-- start Given data --

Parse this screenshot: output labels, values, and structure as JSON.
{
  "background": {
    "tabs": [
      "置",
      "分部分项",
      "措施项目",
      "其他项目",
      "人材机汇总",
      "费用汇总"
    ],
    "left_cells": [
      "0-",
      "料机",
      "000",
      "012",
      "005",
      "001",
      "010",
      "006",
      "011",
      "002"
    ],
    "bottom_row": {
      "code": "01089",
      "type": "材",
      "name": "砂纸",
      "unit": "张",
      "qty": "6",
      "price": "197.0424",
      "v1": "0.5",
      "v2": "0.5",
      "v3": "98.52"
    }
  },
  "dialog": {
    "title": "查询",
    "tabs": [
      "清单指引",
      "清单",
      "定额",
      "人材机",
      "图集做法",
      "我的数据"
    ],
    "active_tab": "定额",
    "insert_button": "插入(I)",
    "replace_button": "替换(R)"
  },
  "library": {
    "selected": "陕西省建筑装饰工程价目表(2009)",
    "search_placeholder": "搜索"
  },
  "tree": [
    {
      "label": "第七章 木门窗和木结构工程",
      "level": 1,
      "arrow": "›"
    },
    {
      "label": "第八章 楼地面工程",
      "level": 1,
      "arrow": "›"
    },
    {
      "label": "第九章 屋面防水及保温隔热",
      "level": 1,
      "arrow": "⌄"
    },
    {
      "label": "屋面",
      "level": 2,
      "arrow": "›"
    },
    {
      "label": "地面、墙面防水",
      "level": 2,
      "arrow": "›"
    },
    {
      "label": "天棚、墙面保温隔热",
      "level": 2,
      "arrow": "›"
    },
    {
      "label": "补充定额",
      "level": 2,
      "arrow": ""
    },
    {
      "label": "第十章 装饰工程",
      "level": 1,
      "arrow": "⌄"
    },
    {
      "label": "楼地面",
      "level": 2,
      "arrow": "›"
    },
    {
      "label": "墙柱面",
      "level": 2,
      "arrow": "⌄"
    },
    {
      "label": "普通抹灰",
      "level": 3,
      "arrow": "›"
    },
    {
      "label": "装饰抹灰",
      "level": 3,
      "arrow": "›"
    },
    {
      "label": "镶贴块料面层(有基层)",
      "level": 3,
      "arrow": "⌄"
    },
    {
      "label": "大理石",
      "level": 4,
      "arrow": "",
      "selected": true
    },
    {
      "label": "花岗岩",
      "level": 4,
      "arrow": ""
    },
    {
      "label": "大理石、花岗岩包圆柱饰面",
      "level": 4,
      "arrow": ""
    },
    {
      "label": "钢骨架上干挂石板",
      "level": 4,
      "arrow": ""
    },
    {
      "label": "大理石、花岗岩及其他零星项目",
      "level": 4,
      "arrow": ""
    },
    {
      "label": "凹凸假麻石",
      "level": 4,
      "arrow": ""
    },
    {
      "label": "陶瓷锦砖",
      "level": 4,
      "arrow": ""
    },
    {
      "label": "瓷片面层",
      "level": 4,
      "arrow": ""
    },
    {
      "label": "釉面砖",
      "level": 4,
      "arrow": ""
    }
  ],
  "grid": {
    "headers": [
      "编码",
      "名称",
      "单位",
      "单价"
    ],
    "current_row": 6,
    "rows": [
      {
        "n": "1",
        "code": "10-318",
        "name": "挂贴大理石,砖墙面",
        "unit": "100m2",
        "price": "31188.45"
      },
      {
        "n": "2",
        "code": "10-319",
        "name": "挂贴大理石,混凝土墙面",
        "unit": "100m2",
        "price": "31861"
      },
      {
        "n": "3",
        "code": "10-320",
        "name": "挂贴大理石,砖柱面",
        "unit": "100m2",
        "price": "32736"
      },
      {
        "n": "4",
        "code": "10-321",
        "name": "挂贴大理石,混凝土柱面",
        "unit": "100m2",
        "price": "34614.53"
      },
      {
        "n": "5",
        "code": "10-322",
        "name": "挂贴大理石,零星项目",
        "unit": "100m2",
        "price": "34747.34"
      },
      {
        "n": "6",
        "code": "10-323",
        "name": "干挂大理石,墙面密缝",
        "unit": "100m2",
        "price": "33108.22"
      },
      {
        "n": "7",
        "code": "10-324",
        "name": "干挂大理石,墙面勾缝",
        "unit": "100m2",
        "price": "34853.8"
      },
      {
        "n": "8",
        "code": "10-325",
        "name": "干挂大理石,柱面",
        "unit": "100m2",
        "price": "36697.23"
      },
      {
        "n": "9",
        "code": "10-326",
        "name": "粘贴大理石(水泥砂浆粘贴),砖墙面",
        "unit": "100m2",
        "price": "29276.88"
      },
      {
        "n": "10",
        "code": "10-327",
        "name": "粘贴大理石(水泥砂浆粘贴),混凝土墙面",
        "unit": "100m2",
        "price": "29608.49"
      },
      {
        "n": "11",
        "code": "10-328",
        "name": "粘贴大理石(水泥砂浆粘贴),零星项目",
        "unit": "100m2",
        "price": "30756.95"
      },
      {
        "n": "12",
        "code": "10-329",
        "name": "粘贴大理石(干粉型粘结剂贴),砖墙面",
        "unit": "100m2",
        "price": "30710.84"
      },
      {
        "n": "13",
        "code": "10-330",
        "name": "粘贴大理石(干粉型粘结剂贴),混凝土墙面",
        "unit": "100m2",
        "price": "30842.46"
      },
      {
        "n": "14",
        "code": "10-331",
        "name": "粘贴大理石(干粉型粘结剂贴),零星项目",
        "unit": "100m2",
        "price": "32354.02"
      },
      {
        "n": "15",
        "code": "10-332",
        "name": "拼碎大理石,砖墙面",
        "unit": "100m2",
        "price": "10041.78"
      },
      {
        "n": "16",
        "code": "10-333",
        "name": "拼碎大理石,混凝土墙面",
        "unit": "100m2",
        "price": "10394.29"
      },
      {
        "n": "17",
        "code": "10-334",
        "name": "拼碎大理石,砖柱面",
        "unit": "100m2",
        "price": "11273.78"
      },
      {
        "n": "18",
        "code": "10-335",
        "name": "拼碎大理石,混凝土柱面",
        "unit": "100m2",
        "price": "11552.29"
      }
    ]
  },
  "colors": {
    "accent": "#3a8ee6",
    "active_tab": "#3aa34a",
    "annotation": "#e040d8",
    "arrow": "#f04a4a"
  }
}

-- end Given data --

**Requirement**
The listing above should be transcribed in full, exactly as written.

**Answer to this problem**
Parse this screenshot: output labels, values, and structure as JSON.
{
  "background": {
    "tabs": [
      "置",
      "分部分项",
      "措施项目",
      "其他项目",
      "人材机汇总",
      "费用汇总"
    ],
    "left_cells": [
      "0-",
      "料机",
      "000",
      "012",
      "005",
      "001",
      "010",
      "006",
      "011",
      "002"
    ],
    "bottom_row": {
      "code": "01089",
      "type": "材",
      "name": "砂纸",
      "unit": "张",
      "qty": "6",
      "price": "197.0424",
      "v1": "0.5",
      "v2": "0.5",
      "v3": "98.52"
    }
  },
  "dialog": {
    "title": "查询",
    "tabs": [
      "清单指引",
      "清单",
      "定额",
      "人材机",
      "图集做法",
      "我的数据"
    ],
    "active_tab": "定额",
    "insert_button": "插入(I)",
    "replace_button": "替换(R)"
  },
  "library": {
    "selected": "陕西省建筑装饰工程价目表(2009)",
    "search_placeholder": "搜索"
  },
  "tree": [
    {
      "label": "第七章 木门窗和木结构工程",
      "level": 1,
      "arrow": "›"
    },
    {
      "label": "第八章 楼地面工程",
      "level": 1,
      "arrow": "›"
    },
    {
      "label": "第九章 屋面防水及保温隔热",
      "level": 1,
      "arrow": "⌄"
    },
    {
      "label": "屋面",
      "level": 2,
      "arrow": "›"
    },
    {
      "label": "地面、墙面防水",
      "level": 2,
      "arrow": "›"
    },
    {
      "label": "天棚、墙面保温隔热",
      "level": 2,
      "arrow": "›"
    },
    {
      "label": "补充定额",
      "level": 2,
      "arrow": ""
    },
    {
      "label": "第十章 装饰工程",
      "level": 1,
      "arrow": "⌄"
    },
    {
      "label": "楼地面",
      "level": 2,
      "arrow": "›"
    },
    {
      "label": "墙柱面",
      "level": 2,
      "arrow": "⌄"
    },
    {
      "label": "普通抹灰",
      "level": 3,
      "arrow": "›"
    },
    {
      "label": "装饰抹灰",
      "level": 3,
      "arrow": "›"
    },
    {
      "label": "镶贴块料面层(有基层)",
      "level": 3,
      "arrow": "⌄"
    },
    {
      "label": "大理石",
      "level": 4,
      "arrow": "",
      "selected": true
    },
    {
      "label": "花岗岩",
      "level": 4,
      "arrow": ""
    },
    {
      "label": "大理石、花岗岩包圆柱饰面",
      "level": 4,
      "arrow": ""
    },
    {
      "label": "钢骨架上干挂石板",
      "level": 4,
      "arrow": ""
    },
    {
      "label": "大理石、花岗岩及其他零星项目",
      "level": 4,
      "arrow": ""
    },
    {
      "label": "凹凸假麻石",
      "level": 4,
      "arrow": ""
    },
    {
      "label": "陶瓷锦砖",
      "level": 4,
      "arrow": ""
    },
    {
      "label": "瓷片面层",
      "level": 4,
      "arrow": ""
    },
    {
      "label": "釉面砖",
      "level": 4,
      "arrow": ""
    }
  ],
  "grid": {
    "headers": [
      "编码",
      "名称",
      "单位",
      "单价"
    ],
    "current_row": 6,
    "rows": [
      {
        "n": "1",
        "code": "10-318",
        "name": "挂贴大理石,砖墙面",
        "unit": "100m2",
        "price": "31188.45"
      },
      {
        "n": "2",
        "code": "10-319",
        "name": "挂贴大理石,混凝土墙面",
        "unit": "100m2",
        "price": "31861"
      },
      {
        "n": "3",
        "code": "10-320",
        "name": "挂贴大理石,砖柱面",
        "unit": "100m2",
        "price": "32736"
      },
      {
        "n": "4",
        "code": "10-321",
        "name": "挂贴大理石,混凝土柱面",
        "unit": "100m2",
        "price": "34614.53"
      },
      {
        "n": "5",
        "code": "10-322",
        "name": "挂贴大理石,零星项目",
        "unit": "100m2",
        "price": "34747.34"
      },
      {
        "n": "6",
        "code": "10-323",
        "name": "干挂大理石,墙面密缝",
        "unit": "100m2",
        "price": "33108.22"
      },
      {
        "n": "7",
        "code": "10-324",
        "name": "干挂大理石,墙面勾缝",
        "unit": "100m2",
        "price": "34853.8"
      },
      {
        "n": "8",
        "code": "10-325",
        "name": "干挂大理石,柱面",
        "unit": "100m2",
        "price": "36697.23"
      },
      {
        "n": "9",
        "code": "10-326",
        "name": "粘贴大理石(水泥砂浆粘贴),砖墙面",
        "unit": "100m2",
        "price": "29276.88"
      },
      {
        "n": "10",
        "code": "10-327",
        "name": "粘贴大理石(水泥砂浆粘贴),混凝土墙面",
        "unit": "100m2",
        "price": "29608.49"
      },
      {
        "n": "11",
        "code": "10-328",
        "name": "粘贴大理石(水泥砂浆粘贴),零星项目",
        "unit": "100m2",
        "price": "30756.95"
      },
      {
        "n": "12",
        "code": "10-329",
        "name": "粘贴大理石(干粉型粘结剂贴),砖墙面",
        "unit": "100m2",
        "price": "30710.84"
      },
      {
        "n": "13",
        "code": "10-330",
        "name": "粘贴大理石(干粉型粘结剂贴),混凝土墙面",
        "unit": "100m2",
        "price": "30842.46"
      },
      {
        "n": "14",
        "code": "10-331",
        "name": "粘贴大理石(干粉型粘结剂贴),零星项目",
        "unit": "100m2",
        "price": "32354.02"
      },
      {
        "n": "15",
        "code": "10-332",
        "name": "拼碎大理石,砖墙面",
        "unit": "100m2",
        "price": "10041.78"
      },
      {
        "n": "16",
        "code": "10-333",
        "name": "拼碎大理石,混凝土墙面",
        "unit": "100m2",
        "price": "10394.29"
      },
      {
        "n": "17",
        "code": "10-334",
        "name": "拼碎大理石,砖柱面",
        "unit": "100m2",
        "price": "11273.78"
      },
      {
        "n": "18",
        "code": "10-335",
        "name": "拼碎大理石,混凝土柱面",
        "unit": "100m2",
        "price": "11552.29"
      }
    ]
  },
  "colors": {
    "accent": "#3a8ee6",
    "active_tab": "#3aa34a",
    "annotation": "#e040d8",
    "arrow": "#f04a4a"
  }
}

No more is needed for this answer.